**Problem description**. Only the number is wanted: how many lines contain "Operations"?

—————

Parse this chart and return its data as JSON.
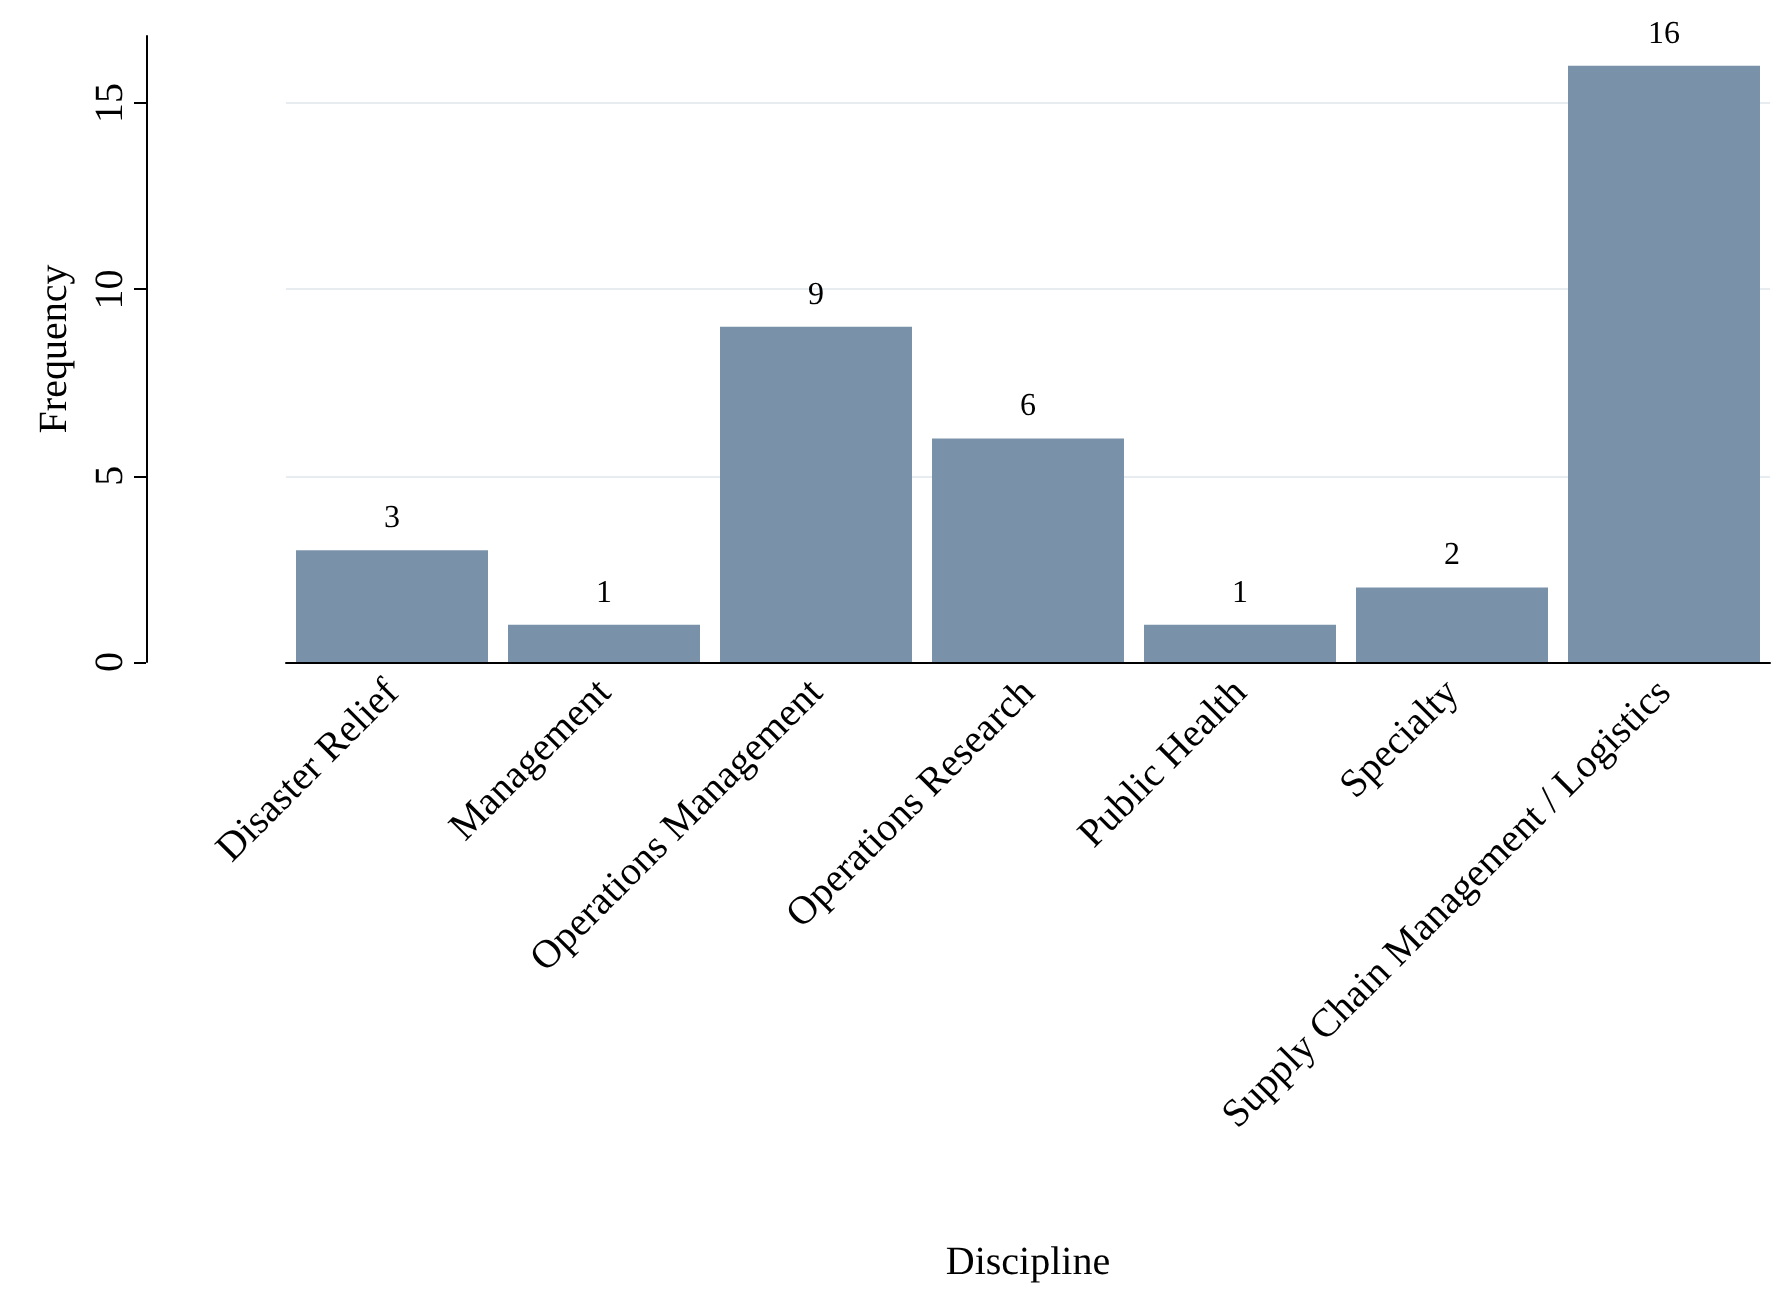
{
  "chart_data": {
    "type": "bar",
    "xlabel": "Discipline",
    "ylabel": "Frequency",
    "categories": [
      "Disaster Relief",
      "Management",
      "Operations Management",
      "Operations Research",
      "Public Health",
      "Specialty",
      "Supply Chain Management / Logistics"
    ],
    "values": [
      3,
      1,
      9,
      6,
      1,
      2,
      16
    ],
    "color": "#7a92a9",
    "ylim": [
      0,
      16.8
    ],
    "yticks": [
      0,
      5,
      10,
      15
    ],
    "grid": "y",
    "data_labels": true
  }
}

—————

**Solution to the problem**. 2